**EXERCISE PROMPT**
Drop all pictures and repeat exactly the lines from the line holding "What data populates" through the end of the records.

Begin EXTRACTED MATERIAL

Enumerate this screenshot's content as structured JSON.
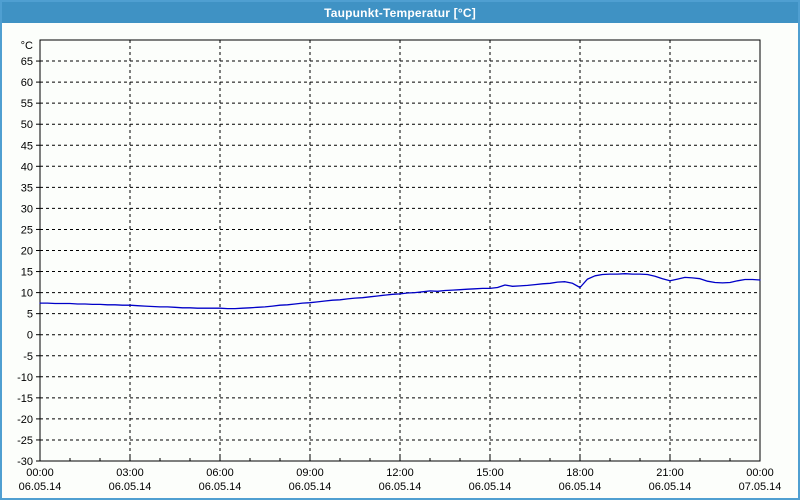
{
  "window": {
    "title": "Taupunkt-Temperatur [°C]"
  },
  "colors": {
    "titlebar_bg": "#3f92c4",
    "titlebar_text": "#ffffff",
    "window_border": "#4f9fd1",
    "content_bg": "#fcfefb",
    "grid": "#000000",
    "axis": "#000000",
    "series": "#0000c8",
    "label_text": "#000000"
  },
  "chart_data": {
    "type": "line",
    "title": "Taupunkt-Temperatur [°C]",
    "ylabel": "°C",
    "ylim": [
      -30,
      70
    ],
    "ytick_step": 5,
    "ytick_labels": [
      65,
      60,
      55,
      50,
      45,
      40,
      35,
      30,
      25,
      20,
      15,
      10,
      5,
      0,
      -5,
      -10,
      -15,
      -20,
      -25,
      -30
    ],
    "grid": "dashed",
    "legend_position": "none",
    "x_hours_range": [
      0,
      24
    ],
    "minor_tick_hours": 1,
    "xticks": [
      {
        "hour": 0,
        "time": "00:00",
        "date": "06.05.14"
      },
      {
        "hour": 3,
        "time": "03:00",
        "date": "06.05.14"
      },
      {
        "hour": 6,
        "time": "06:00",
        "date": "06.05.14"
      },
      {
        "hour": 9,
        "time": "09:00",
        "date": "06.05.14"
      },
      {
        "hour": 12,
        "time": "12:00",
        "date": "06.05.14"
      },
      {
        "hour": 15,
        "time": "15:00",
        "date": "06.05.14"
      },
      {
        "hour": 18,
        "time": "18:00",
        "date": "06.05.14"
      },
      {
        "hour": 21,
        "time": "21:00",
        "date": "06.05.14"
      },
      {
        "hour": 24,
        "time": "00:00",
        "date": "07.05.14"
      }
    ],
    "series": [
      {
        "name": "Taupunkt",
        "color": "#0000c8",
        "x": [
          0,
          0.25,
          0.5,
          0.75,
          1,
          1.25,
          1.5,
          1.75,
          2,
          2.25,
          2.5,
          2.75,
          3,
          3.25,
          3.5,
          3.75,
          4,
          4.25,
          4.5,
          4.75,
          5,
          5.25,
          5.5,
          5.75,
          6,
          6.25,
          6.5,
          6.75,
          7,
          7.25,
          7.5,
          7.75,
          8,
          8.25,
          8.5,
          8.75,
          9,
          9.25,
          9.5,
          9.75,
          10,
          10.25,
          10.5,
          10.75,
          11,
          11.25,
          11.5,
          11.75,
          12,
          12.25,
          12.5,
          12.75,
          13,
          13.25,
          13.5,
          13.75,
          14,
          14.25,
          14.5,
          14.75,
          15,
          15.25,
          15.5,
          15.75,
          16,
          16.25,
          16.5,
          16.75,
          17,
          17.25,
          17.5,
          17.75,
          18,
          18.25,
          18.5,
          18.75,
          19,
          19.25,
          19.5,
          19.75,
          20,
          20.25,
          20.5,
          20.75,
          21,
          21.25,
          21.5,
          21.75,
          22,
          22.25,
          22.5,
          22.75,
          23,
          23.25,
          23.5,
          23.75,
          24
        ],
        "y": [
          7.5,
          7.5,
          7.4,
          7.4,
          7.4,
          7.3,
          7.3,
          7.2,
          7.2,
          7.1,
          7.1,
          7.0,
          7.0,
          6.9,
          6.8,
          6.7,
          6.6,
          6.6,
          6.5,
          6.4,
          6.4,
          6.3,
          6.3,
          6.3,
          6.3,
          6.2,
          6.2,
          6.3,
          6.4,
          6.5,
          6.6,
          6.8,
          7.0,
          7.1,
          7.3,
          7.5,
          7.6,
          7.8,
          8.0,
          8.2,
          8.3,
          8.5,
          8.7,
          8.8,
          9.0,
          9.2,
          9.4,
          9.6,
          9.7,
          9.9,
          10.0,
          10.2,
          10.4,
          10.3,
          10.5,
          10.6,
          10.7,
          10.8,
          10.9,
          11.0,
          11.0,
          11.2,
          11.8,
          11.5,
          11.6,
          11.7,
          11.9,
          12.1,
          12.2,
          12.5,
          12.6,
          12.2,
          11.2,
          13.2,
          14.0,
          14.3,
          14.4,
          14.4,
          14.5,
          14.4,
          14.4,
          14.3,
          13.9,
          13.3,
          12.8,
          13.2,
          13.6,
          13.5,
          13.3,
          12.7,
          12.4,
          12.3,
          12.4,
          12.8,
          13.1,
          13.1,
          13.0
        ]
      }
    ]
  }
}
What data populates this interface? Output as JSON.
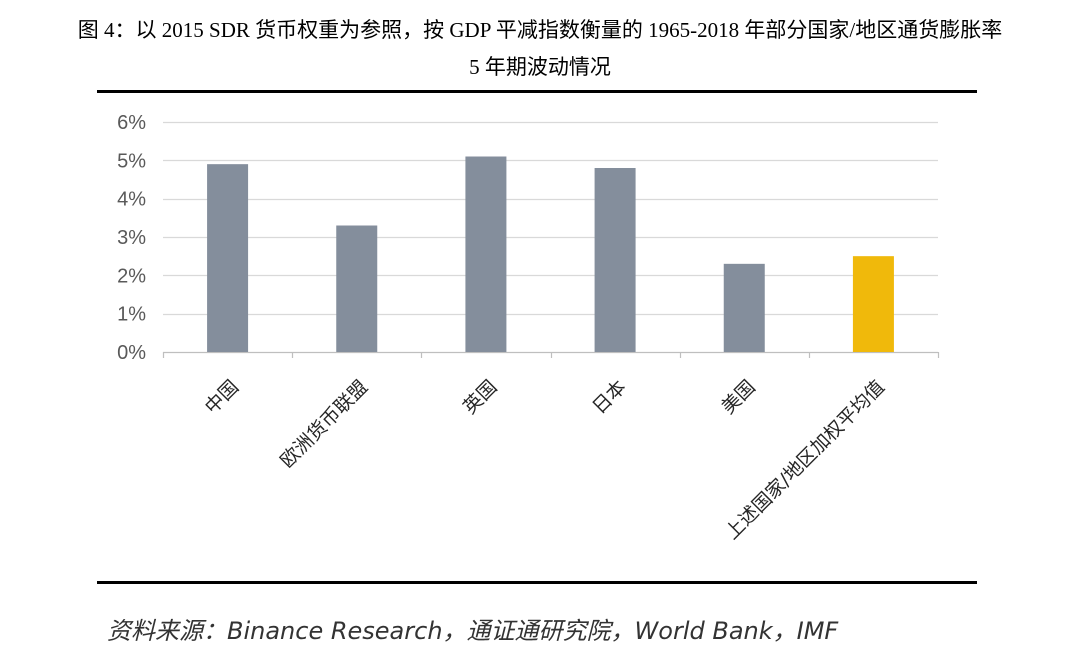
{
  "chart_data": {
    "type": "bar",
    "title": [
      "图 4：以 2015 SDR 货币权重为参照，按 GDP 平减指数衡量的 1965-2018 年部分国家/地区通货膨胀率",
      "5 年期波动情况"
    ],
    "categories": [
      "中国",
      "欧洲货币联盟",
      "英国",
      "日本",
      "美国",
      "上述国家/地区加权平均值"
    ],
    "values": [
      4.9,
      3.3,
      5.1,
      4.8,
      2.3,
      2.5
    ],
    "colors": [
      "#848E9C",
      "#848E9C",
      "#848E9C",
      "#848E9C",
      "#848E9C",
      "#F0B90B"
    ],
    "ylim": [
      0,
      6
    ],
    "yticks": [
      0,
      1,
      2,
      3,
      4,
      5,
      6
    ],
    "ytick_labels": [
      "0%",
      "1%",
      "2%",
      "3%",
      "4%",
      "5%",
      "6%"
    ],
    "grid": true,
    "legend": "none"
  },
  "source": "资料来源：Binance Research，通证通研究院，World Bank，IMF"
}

End EXTRACTED MATERIAL

**OUTPUT FOR THIS EXERCISE**
What data populates this interface? Output as JSON.
{
  "chart_data": {
    "type": "bar",
    "title": [
      "图 4：以 2015 SDR 货币权重为参照，按 GDP 平减指数衡量的 1965-2018 年部分国家/地区通货膨胀率",
      "5 年期波动情况"
    ],
    "categories": [
      "中国",
      "欧洲货币联盟",
      "英国",
      "日本",
      "美国",
      "上述国家/地区加权平均值"
    ],
    "values": [
      4.9,
      3.3,
      5.1,
      4.8,
      2.3,
      2.5
    ],
    "colors": [
      "#848E9C",
      "#848E9C",
      "#848E9C",
      "#848E9C",
      "#848E9C",
      "#F0B90B"
    ],
    "ylim": [
      0,
      6
    ],
    "yticks": [
      0,
      1,
      2,
      3,
      4,
      5,
      6
    ],
    "ytick_labels": [
      "0%",
      "1%",
      "2%",
      "3%",
      "4%",
      "5%",
      "6%"
    ],
    "grid": true,
    "legend": "none"
  },
  "source": "资料来源：Binance Research，通证通研究院，World Bank，IMF"
}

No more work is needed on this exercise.